# Start of Listed records

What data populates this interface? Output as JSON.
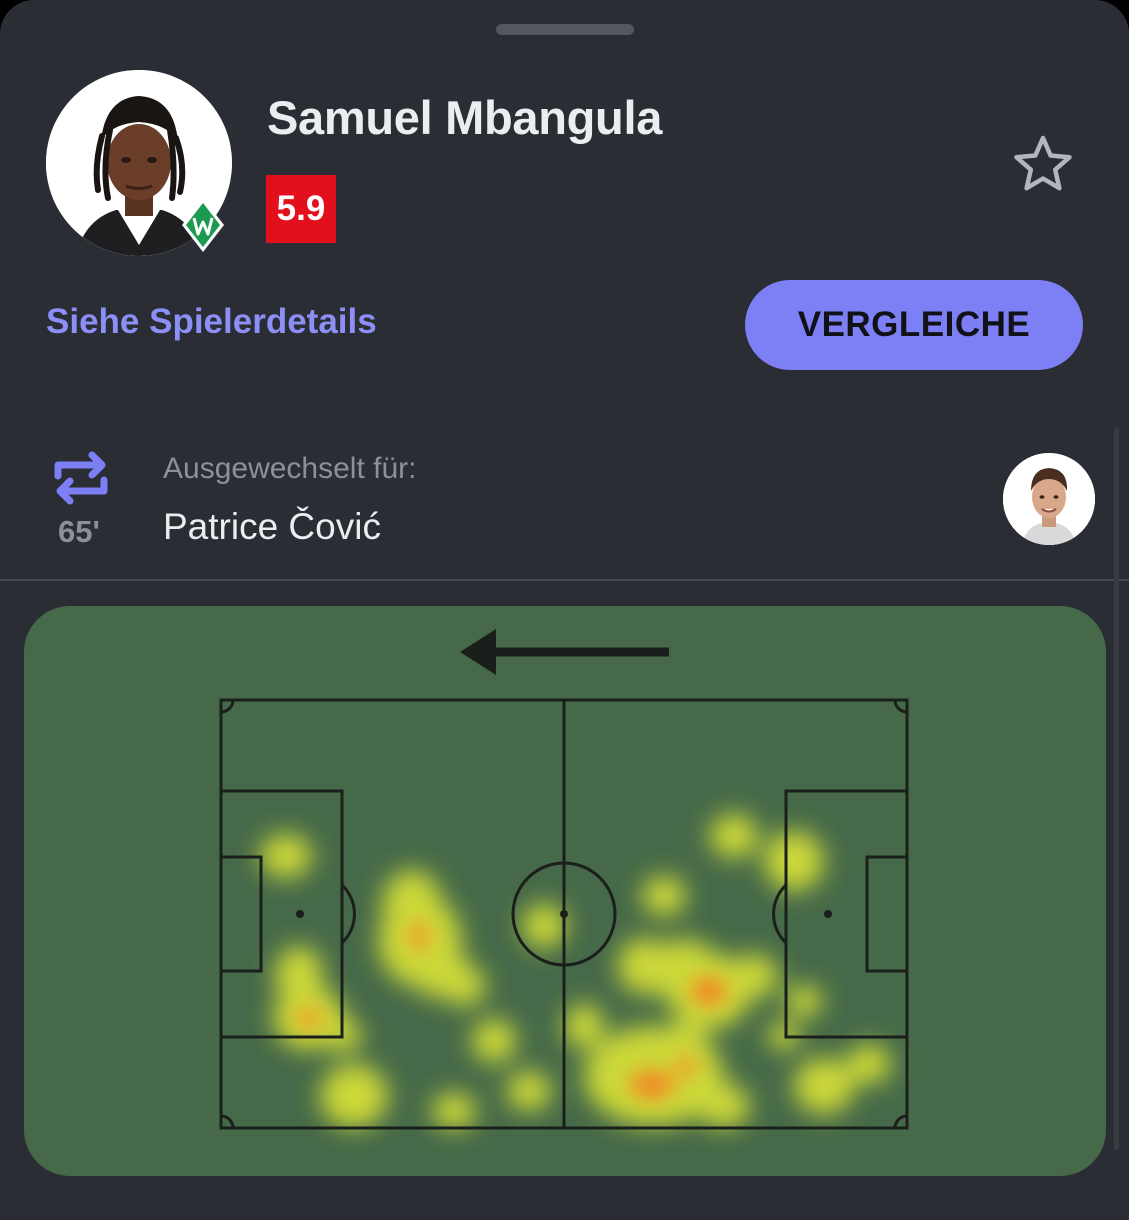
{
  "player": {
    "name": "Samuel Mbangula",
    "rating": "5.9",
    "rating_color": "#e2101c",
    "avatar_icon": "player-photo",
    "club_icon": "werder-bremen-badge",
    "favorite_icon": "star-outline-icon"
  },
  "actions": {
    "details_link": "Siehe Spielerdetails",
    "compare_button": "VERGLEICHE",
    "accent_color": "#7d80f4"
  },
  "substitution": {
    "icon": "substitution-swap-icon",
    "minute": "65'",
    "label": "Ausgewechselt für:",
    "player": "Patrice Čović"
  },
  "heatmap": {
    "attack_direction": "left",
    "pitch_color": "#466a49"
  }
}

# End of Listed records

__Request__
Show the lines of the records that include the string "substitution".

__In response__
  "substitution": {
    "icon": "substitution-swap-icon",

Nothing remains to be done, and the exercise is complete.